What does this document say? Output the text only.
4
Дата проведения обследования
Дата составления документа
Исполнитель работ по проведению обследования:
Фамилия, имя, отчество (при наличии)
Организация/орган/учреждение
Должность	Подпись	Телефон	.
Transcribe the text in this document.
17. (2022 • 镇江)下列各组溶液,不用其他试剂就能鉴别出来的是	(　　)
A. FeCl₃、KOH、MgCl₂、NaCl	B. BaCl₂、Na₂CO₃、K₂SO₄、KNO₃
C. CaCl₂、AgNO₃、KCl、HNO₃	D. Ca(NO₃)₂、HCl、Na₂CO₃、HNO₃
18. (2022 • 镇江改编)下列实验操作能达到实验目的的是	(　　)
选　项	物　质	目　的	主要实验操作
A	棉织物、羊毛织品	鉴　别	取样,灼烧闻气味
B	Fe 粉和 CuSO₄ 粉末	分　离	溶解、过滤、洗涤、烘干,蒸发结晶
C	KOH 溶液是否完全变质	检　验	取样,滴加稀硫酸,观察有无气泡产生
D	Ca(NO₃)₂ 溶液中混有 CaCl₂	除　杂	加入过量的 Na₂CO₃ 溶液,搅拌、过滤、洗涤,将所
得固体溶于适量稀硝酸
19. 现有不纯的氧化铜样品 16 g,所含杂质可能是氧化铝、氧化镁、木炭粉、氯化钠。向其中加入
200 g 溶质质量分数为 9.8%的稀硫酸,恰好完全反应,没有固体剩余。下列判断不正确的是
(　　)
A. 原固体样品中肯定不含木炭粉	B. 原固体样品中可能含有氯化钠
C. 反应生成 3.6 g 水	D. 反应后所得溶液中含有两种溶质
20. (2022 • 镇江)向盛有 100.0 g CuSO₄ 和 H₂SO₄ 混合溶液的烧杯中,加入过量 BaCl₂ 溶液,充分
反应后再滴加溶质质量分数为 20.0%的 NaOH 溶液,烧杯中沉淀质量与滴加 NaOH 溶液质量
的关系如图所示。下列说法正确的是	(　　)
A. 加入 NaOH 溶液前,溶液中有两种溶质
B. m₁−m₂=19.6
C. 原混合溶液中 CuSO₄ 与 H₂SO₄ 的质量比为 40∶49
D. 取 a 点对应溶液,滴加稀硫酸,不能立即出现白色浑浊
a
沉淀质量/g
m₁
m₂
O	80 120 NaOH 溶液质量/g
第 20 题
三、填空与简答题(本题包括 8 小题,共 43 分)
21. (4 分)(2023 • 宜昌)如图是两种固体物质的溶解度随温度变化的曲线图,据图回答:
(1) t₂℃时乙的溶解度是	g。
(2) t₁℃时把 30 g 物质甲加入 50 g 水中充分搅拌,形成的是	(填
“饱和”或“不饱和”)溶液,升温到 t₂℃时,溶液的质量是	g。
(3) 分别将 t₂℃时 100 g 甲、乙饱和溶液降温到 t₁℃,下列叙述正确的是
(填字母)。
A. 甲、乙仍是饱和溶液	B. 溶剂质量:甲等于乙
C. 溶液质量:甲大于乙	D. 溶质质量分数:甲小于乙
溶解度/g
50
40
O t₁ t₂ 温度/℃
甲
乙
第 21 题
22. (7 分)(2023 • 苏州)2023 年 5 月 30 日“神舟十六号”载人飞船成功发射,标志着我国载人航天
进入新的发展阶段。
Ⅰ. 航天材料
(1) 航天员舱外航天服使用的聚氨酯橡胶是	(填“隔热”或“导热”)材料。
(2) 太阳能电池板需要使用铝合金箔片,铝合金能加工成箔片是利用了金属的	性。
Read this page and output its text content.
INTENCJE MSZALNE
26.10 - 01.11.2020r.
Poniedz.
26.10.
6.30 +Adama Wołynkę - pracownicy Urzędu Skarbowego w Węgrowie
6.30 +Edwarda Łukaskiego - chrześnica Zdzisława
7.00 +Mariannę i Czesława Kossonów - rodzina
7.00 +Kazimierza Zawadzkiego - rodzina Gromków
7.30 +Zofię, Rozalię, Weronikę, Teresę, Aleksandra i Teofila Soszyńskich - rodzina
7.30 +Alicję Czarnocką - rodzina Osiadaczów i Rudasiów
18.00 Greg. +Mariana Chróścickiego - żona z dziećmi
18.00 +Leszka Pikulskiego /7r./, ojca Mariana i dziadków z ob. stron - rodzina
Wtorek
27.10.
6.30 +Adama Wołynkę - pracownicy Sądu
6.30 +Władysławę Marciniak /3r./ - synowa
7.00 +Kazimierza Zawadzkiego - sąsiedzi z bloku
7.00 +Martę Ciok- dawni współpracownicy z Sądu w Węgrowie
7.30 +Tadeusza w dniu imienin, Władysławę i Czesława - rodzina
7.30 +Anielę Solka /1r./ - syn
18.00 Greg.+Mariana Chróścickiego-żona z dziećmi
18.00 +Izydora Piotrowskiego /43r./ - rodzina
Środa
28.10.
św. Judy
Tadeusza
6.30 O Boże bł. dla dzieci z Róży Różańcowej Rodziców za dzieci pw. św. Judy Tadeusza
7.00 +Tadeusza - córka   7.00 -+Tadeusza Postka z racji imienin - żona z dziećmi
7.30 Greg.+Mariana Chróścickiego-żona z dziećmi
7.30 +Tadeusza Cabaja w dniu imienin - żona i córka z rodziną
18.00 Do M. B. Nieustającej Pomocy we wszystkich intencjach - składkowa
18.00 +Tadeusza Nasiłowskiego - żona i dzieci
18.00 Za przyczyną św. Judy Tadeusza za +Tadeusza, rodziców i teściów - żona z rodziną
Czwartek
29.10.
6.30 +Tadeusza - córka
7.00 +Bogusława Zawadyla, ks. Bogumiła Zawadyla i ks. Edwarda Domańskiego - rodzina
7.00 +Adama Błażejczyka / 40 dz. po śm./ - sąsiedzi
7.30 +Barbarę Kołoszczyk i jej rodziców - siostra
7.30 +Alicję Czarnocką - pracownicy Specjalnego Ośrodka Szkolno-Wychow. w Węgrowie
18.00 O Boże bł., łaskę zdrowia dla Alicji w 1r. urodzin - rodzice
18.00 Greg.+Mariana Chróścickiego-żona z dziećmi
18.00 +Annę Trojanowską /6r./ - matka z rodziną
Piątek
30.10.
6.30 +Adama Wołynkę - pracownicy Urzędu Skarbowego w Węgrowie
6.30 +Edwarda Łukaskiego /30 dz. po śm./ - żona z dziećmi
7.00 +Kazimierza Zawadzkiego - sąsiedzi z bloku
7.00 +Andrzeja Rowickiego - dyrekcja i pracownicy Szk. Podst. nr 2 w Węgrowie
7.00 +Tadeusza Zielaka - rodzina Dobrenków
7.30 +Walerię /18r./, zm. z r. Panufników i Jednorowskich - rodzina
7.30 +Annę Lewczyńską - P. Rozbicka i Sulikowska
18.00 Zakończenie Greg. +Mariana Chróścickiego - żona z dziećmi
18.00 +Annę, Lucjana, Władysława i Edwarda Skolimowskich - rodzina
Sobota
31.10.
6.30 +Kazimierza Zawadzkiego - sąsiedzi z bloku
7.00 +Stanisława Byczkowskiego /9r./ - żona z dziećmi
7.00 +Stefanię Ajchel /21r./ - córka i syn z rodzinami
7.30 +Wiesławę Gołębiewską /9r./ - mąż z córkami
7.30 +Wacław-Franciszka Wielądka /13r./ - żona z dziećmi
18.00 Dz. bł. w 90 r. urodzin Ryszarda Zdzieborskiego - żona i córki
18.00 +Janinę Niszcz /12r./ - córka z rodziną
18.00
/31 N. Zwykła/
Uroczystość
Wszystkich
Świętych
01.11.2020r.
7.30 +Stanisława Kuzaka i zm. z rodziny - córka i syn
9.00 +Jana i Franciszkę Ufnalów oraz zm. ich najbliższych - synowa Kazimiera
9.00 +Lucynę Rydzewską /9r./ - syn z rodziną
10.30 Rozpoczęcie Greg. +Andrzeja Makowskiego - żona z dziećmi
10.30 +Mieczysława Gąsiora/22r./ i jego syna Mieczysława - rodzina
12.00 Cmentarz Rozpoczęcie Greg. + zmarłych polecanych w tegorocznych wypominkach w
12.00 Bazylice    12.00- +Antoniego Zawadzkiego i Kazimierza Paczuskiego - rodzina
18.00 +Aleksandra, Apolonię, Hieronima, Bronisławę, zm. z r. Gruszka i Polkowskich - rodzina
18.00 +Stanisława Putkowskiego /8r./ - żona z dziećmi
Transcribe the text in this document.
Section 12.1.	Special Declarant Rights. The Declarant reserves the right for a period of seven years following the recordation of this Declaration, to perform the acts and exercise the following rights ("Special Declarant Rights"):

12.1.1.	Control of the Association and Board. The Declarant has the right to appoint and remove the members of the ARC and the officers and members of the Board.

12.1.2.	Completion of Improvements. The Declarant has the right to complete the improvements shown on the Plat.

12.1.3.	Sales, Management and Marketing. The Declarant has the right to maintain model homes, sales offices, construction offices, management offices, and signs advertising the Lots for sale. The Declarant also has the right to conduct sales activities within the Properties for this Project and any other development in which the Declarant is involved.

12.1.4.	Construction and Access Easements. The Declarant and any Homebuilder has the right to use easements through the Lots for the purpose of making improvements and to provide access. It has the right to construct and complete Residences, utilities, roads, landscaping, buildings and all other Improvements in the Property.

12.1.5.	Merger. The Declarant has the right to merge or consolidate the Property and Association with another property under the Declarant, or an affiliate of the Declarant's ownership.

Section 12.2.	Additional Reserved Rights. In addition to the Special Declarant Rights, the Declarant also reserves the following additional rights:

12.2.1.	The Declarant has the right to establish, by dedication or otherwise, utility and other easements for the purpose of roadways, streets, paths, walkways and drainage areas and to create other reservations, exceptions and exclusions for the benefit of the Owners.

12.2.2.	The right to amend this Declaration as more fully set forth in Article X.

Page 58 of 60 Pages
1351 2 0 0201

--

● THE EXERCISE
Looking at the entries above, say how many lines contain the word "dzieci". Only the number is wanted.

● SOLUTION TO THIS TASK
2